Collect the lines of the entries where "legend" shows up.

═════ Available data ═════

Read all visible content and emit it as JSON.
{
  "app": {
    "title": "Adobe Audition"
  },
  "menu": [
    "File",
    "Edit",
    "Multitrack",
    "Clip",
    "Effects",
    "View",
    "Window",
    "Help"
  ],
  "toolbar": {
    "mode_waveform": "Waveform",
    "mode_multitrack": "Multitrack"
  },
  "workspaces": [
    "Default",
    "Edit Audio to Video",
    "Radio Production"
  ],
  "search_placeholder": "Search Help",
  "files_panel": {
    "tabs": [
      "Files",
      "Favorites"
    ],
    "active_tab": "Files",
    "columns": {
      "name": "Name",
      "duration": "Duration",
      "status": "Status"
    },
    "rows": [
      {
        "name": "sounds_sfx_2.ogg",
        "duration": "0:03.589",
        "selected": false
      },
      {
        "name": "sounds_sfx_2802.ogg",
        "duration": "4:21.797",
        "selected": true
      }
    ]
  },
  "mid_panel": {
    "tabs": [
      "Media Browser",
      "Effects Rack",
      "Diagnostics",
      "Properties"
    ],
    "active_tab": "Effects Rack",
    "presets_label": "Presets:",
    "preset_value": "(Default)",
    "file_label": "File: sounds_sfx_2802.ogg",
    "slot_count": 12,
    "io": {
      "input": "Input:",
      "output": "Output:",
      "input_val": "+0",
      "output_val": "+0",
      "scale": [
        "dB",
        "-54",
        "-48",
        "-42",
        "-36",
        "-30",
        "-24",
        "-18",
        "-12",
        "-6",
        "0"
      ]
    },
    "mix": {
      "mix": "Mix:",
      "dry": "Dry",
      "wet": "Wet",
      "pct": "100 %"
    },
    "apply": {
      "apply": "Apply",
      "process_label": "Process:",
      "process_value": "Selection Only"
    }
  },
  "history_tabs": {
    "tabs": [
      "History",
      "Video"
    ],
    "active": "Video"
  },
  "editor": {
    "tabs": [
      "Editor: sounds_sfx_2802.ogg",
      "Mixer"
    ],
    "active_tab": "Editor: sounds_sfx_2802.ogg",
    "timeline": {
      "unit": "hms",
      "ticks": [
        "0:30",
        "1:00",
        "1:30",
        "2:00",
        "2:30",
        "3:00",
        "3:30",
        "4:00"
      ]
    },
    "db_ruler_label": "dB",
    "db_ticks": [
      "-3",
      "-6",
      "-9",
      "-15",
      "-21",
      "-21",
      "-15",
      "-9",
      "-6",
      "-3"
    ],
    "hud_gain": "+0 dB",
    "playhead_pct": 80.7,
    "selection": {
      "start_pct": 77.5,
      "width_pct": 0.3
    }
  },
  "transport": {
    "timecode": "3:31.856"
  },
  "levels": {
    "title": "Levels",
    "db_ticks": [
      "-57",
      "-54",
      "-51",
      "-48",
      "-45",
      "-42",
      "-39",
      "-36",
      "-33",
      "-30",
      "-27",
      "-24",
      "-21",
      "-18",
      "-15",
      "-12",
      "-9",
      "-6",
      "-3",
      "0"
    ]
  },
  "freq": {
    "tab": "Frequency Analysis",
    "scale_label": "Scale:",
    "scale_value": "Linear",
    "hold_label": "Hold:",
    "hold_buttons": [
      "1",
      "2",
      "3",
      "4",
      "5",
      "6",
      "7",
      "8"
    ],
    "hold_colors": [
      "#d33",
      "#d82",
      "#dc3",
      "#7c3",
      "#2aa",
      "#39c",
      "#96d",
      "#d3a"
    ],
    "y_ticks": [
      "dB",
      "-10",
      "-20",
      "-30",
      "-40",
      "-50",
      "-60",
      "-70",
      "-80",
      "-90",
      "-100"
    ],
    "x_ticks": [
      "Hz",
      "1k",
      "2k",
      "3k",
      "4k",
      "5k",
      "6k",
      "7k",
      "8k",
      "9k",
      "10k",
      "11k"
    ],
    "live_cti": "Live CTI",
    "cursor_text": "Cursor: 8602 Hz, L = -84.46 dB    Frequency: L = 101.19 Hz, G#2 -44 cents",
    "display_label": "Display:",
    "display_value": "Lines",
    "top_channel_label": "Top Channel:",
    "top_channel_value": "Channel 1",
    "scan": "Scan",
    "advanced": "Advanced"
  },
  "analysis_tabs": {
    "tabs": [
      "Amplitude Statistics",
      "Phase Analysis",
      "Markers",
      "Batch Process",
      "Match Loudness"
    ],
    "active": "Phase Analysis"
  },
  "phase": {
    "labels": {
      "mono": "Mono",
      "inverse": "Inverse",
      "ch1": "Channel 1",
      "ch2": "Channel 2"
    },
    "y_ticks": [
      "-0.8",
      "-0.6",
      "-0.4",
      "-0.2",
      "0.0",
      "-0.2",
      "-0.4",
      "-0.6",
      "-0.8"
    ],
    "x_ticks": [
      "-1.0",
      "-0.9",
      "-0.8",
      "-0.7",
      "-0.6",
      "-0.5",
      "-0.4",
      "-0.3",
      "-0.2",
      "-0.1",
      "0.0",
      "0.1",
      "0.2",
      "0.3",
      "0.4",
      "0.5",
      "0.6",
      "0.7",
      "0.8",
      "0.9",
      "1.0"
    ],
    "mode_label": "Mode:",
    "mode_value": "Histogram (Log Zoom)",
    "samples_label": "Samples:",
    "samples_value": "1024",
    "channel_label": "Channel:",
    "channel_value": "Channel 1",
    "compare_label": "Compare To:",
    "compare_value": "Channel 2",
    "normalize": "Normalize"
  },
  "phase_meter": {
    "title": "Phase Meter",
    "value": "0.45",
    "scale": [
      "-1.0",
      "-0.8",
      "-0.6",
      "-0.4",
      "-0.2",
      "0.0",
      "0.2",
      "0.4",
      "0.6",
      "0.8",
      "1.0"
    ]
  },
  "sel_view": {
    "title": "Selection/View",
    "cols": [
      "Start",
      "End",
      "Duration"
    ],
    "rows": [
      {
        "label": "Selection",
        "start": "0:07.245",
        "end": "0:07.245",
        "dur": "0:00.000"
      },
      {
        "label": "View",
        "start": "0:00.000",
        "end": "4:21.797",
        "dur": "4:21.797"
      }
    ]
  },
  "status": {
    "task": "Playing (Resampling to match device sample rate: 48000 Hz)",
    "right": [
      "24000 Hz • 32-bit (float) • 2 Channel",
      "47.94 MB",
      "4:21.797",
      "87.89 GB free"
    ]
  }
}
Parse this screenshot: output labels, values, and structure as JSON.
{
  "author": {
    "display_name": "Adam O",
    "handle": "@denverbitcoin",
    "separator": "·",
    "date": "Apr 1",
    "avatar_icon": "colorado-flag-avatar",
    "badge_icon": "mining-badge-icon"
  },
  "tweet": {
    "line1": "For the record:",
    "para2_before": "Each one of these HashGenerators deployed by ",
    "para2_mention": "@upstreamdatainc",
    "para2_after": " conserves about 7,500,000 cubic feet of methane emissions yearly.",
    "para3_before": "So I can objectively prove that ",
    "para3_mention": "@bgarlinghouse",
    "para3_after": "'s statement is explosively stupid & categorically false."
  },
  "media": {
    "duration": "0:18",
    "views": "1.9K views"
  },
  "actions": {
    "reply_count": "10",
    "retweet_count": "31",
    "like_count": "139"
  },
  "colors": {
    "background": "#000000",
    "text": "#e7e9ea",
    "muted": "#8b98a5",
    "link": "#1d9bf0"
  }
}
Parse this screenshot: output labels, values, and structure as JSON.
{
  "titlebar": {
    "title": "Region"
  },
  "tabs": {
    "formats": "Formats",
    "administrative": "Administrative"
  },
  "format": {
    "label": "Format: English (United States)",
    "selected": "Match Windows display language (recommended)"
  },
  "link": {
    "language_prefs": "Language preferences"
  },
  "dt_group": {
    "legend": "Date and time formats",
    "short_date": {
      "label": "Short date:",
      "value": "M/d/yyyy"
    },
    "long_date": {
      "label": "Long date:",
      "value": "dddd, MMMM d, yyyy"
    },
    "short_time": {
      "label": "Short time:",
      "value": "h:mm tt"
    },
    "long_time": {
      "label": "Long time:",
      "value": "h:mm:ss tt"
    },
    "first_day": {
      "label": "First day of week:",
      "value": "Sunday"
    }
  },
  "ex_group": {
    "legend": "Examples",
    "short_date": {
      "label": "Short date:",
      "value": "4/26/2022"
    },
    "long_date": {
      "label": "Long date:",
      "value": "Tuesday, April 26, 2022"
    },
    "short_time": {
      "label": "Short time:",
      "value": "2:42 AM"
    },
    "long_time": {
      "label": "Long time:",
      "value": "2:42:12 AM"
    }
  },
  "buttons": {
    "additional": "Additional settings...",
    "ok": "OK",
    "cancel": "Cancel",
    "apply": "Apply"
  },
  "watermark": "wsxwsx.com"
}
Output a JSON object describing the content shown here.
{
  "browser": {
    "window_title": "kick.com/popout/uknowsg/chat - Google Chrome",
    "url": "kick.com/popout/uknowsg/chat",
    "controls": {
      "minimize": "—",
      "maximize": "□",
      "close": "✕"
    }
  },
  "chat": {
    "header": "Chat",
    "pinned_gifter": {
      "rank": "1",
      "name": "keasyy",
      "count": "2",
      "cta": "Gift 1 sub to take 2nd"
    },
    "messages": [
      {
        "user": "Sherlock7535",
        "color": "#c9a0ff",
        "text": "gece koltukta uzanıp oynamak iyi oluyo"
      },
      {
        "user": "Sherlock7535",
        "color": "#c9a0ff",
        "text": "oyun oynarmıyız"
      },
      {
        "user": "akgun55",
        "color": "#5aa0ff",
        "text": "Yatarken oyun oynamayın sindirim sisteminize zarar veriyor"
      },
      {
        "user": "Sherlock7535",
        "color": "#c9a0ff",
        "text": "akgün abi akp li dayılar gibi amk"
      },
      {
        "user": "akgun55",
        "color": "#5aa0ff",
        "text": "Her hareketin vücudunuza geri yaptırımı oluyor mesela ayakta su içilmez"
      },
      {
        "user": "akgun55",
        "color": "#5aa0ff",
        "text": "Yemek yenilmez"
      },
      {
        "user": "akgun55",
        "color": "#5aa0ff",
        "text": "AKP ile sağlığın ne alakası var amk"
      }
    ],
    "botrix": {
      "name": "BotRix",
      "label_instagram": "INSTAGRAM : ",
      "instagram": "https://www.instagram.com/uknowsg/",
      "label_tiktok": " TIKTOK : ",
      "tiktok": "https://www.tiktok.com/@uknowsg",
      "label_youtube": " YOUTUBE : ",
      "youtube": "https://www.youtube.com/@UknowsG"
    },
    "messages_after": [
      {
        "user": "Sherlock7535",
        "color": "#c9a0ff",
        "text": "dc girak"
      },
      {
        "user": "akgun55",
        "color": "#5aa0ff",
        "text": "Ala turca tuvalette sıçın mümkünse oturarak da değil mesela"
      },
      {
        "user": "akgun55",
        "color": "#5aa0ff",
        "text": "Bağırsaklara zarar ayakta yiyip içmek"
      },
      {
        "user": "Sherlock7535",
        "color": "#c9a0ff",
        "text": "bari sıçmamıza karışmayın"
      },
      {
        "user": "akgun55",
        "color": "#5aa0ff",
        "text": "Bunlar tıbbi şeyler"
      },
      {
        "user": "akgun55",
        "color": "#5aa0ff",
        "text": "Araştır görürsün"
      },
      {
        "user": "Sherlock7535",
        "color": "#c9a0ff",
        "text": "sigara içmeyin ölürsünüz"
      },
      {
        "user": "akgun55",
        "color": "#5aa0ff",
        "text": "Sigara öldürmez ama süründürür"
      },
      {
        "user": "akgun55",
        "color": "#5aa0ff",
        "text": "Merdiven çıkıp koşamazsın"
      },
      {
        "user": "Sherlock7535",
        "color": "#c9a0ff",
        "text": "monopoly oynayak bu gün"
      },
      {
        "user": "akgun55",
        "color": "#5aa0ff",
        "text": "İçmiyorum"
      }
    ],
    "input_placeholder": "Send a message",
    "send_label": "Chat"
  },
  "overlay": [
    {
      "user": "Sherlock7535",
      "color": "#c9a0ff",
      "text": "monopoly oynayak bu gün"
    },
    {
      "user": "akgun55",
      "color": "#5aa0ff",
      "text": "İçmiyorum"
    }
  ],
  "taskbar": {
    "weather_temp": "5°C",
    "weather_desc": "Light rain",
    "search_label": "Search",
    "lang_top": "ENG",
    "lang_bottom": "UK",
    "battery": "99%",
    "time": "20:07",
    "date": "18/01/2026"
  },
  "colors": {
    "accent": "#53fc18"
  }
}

═════

» **Result**
    "legend": "Date and time formats",
    "legend": "Examples",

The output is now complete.